Copy out all the lines in the records that include the word "xlabel".

— START Exercise data —

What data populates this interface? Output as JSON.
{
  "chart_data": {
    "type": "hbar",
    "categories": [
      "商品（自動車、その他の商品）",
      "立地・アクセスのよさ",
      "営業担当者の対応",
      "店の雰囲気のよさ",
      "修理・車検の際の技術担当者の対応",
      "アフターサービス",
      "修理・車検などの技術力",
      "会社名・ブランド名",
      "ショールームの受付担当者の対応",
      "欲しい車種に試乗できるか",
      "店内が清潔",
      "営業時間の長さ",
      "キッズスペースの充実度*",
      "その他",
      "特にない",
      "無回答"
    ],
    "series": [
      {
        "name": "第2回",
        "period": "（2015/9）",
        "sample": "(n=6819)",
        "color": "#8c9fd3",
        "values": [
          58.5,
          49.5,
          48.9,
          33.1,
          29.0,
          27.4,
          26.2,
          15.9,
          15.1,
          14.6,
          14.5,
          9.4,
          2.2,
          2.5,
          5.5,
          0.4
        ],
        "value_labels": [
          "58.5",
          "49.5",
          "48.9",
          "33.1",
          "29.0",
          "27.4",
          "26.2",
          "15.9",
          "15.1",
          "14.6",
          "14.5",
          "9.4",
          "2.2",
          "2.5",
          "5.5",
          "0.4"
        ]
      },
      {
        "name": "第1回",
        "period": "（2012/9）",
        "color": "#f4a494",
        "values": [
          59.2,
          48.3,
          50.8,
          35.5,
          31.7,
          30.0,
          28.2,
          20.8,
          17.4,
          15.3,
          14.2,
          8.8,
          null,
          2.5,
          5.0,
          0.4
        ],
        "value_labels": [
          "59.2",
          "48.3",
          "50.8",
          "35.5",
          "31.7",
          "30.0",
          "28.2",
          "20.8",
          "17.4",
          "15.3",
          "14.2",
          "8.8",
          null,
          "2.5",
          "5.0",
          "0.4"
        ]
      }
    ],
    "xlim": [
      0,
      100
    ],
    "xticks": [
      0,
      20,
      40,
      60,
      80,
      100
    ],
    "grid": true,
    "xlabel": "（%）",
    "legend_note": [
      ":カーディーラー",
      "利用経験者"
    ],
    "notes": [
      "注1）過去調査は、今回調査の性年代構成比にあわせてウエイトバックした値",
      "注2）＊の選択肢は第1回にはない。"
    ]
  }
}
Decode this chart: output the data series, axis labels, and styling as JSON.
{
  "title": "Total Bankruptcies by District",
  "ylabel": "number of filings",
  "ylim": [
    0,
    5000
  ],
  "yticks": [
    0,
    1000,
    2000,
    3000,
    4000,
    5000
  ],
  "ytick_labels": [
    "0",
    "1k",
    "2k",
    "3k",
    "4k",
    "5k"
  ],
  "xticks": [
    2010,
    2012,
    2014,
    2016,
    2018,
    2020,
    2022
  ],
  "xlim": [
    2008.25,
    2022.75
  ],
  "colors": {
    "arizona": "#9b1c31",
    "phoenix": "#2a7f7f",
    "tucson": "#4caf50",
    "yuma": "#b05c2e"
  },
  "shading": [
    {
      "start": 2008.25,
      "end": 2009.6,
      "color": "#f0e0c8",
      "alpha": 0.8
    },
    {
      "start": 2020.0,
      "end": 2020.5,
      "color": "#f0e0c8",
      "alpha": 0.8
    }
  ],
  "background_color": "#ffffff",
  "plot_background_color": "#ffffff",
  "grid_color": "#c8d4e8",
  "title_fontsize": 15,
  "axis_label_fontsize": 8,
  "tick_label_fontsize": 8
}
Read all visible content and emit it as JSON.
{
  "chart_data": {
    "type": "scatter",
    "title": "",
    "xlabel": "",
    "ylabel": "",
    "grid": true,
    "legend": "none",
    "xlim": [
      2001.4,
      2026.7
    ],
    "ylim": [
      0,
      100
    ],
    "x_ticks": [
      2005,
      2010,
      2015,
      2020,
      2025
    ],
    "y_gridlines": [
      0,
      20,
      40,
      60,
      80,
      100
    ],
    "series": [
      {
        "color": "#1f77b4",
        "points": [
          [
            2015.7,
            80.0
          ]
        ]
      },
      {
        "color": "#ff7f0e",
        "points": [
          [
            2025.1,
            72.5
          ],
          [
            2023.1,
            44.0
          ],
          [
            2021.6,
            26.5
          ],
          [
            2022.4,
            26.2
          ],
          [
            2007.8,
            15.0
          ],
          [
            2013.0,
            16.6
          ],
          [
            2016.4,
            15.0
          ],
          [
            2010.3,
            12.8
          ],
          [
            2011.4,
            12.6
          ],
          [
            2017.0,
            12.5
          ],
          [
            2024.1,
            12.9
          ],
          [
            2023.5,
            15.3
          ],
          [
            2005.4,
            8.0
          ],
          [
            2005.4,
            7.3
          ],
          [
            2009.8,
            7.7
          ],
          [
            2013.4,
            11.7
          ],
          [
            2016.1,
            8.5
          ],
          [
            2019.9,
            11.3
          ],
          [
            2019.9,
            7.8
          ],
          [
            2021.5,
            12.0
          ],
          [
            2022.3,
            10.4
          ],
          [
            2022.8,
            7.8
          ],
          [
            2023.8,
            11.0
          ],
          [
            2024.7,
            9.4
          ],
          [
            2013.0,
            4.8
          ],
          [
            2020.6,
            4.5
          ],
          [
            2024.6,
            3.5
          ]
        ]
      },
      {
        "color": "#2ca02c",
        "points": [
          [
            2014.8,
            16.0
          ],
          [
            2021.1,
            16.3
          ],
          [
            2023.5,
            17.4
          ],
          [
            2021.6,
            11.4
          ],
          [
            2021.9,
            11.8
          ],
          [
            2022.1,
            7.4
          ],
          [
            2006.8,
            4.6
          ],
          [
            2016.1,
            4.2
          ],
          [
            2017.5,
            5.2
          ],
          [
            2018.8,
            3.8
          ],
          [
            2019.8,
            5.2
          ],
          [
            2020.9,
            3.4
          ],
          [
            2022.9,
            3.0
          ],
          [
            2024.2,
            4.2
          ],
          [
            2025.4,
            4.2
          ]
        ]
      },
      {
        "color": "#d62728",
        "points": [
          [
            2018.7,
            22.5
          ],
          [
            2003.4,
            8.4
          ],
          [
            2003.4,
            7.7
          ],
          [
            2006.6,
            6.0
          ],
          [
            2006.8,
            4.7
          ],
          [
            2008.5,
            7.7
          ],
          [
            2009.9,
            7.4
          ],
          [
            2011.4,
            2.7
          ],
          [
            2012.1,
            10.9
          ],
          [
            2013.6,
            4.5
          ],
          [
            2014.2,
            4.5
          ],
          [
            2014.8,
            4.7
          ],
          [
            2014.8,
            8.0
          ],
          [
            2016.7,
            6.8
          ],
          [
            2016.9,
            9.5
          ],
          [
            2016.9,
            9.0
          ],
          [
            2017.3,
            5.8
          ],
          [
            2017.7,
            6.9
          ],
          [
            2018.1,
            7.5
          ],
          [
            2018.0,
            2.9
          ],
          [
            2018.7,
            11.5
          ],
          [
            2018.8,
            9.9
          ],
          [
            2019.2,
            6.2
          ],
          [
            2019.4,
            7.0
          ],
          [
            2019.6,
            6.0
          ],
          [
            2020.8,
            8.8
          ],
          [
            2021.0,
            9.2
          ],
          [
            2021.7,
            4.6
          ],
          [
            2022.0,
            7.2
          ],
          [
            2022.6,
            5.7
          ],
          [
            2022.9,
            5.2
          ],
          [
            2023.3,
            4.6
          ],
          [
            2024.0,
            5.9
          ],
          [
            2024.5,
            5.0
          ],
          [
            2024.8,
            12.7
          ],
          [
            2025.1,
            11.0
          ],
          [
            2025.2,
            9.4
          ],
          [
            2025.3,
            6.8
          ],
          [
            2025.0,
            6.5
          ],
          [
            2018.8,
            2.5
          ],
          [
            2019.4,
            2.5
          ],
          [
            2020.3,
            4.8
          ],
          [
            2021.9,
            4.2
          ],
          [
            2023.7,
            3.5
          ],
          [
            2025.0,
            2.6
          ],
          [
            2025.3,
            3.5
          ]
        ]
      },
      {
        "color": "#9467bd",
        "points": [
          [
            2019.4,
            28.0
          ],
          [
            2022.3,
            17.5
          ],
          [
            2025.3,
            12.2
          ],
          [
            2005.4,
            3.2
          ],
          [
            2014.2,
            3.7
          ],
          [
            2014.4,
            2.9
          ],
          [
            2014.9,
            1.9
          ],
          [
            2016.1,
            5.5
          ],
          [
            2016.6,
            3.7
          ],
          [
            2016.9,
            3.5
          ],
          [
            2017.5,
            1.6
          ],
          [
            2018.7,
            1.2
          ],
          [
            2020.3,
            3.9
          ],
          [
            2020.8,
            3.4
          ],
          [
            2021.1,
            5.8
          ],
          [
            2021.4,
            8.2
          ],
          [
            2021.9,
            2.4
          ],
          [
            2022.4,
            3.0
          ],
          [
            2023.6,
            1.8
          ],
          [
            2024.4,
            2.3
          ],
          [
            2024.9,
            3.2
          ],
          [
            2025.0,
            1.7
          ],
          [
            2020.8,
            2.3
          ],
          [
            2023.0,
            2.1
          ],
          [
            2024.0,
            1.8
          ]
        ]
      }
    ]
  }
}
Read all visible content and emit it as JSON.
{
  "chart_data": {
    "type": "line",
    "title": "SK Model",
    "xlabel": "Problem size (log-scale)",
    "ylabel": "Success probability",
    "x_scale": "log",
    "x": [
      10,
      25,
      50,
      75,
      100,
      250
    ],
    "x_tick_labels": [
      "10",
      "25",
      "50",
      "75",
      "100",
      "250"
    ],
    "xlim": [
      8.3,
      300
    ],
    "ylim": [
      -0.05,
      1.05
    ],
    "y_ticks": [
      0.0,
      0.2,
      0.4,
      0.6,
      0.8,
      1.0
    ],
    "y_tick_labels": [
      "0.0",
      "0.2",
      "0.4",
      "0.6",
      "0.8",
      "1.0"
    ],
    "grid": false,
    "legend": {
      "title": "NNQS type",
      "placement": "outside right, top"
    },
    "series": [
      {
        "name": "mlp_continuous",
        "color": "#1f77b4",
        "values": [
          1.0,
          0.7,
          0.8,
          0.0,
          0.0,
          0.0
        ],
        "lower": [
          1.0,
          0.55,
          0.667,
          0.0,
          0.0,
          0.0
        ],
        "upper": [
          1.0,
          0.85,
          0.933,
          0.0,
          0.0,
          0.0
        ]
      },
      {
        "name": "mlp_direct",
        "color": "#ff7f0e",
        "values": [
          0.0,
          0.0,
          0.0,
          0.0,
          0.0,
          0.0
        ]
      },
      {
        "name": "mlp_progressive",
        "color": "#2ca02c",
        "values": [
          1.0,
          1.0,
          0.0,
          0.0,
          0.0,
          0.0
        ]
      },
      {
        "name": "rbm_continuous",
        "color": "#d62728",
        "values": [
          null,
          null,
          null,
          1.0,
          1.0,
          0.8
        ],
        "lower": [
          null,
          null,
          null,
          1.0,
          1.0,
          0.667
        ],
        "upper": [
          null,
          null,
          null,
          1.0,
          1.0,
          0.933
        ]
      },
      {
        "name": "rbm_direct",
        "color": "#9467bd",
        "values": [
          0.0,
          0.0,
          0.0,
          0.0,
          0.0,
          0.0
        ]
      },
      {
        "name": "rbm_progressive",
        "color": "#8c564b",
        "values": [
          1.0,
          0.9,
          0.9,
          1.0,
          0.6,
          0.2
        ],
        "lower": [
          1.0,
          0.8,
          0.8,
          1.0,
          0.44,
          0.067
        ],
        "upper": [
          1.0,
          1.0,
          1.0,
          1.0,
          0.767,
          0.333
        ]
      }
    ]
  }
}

— END Exercise data —

Finished answer
    "xlabel": "（%）",
    "xlabel": "",
    "xlabel": "Problem size (log-scale)",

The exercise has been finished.